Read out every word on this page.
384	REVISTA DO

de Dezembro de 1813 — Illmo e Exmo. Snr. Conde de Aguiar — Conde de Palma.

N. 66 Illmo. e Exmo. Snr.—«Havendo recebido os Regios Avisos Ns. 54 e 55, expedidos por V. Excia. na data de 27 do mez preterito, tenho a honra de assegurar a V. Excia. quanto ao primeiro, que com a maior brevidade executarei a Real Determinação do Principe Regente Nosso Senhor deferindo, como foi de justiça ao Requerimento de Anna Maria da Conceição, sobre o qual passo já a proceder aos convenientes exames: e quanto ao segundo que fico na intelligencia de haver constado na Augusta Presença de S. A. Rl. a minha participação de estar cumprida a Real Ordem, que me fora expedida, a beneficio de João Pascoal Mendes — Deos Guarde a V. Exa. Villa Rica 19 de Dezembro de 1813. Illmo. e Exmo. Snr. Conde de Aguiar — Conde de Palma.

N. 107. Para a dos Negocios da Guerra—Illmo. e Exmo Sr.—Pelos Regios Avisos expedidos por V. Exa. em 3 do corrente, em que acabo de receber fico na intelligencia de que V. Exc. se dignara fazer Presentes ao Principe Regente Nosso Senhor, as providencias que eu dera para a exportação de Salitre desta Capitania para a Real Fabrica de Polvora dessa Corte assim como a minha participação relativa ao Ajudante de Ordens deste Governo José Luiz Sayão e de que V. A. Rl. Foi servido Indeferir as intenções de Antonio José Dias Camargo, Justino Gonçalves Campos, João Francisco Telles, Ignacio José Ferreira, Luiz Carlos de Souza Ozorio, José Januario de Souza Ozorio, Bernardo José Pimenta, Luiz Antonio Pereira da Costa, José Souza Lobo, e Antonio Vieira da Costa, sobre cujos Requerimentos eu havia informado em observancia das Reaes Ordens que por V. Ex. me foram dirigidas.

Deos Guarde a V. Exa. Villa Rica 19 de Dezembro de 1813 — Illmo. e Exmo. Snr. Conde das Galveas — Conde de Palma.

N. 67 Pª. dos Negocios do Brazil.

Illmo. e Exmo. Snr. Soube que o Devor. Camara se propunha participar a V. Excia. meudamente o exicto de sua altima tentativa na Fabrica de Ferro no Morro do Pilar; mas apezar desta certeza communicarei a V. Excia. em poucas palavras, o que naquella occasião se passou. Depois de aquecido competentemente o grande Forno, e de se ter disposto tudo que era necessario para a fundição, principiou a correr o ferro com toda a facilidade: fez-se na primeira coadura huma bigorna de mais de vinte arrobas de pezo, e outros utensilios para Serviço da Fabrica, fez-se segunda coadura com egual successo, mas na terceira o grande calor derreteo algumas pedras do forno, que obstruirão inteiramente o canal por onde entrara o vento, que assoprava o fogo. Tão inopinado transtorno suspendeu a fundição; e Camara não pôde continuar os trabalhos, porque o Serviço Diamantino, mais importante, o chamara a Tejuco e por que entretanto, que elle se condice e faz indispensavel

======

• WORK REQUIRED: Using the listing above, reproduce each line without omission.

• SOLUTION TO THE EXERCISE:
Read out every word on this page.
384	REVISTA DO

de Dezembro de 1813 — Illmo e Exmo. Snr. Conde de Aguiar — Conde de Palma.

N. 66 Illmo. e Exmo. Snr.—«Havendo recebido os Regios Avisos Ns. 54 e 55, expedidos por V. Excia. na data de 27 do mez preterito, tenho a honra de assegurar a V. Excia. quanto ao primeiro, que com a maior brevidade executarei a Real Determinação do Principe Regente Nosso Senhor deferindo, como foi de justiça ao Requerimento de Anna Maria da Conceição, sobre o qual passo já a proceder aos convenientes exames: e quanto ao segundo que fico na intelligencia de haver constado na Augusta Presença de S. A. Rl. a minha participação de estar cumprida a Real Ordem, que me fora expedida, a beneficio de João Pascoal Mendes — Deos Guarde a V. Exa. Villa Rica 19 de Dezembro de 1813. Illmo. e Exmo. Snr. Conde de Aguiar — Conde de Palma.

N. 107. Para a dos Negocios da Guerra—Illmo. e Exmo Sr.—Pelos Regios Avisos expedidos por V. Exa. em 3 do corrente, em que acabo de receber fico na intelligencia de que V. Exc. se dignara fazer Presentes ao Principe Regente Nosso Senhor, as providencias que eu dera para a exportação de Salitre desta Capitania para a Real Fabrica de Polvora dessa Corte assim como a minha participação relativa ao Ajudante de Ordens deste Governo José Luiz Sayão e de que V. A. Rl. Foi servido Indeferir as intenções de Antonio José Dias Camargo, Justino Gonçalves Campos, João Francisco Telles, Ignacio José Ferreira, Luiz Carlos de Souza Ozorio, José Januario de Souza Ozorio, Bernardo José Pimenta, Luiz Antonio Pereira da Costa, José Souza Lobo, e Antonio Vieira da Costa, sobre cujos Requerimentos eu havia informado em observancia das Reaes Ordens que por V. Ex. me foram dirigidas.

Deos Guarde a V. Exa. Villa Rica 19 de Dezembro de 1813 — Illmo. e Exmo. Snr. Conde das Galveas — Conde de Palma.

N. 67 Pª. dos Negocios do Brazil.

Illmo. e Exmo. Snr. Soube que o Devor. Camara se propunha participar a V. Excia. meudamente o exicto de sua altima tentativa na Fabrica de Ferro no Morro do Pilar; mas apezar desta certeza communicarei a V. Excia. em poucas palavras, o que naquella occasião se passou. Depois de aquecido competentemente o grande Forno, e de se ter disposto tudo que era necessario para a fundição, principiou a correr o ferro com toda a facilidade: fez-se na primeira coadura huma bigorna de mais de vinte arrobas de pezo, e outros utensilios para Serviço da Fabrica, fez-se segunda coadura com egual successo, mas na terceira o grande calor derreteo algumas pedras do forno, que obstruirão inteiramente o canal por onde entrara o vento, que assoprava o fogo. Tão inopinado transtorno suspendeu a fundição; e Camara não pôde continuar os trabalhos, porque o Serviço Diamantino, mais importante, o chamara a Tejuco e por que entretanto, que elle se condice e faz indispensavel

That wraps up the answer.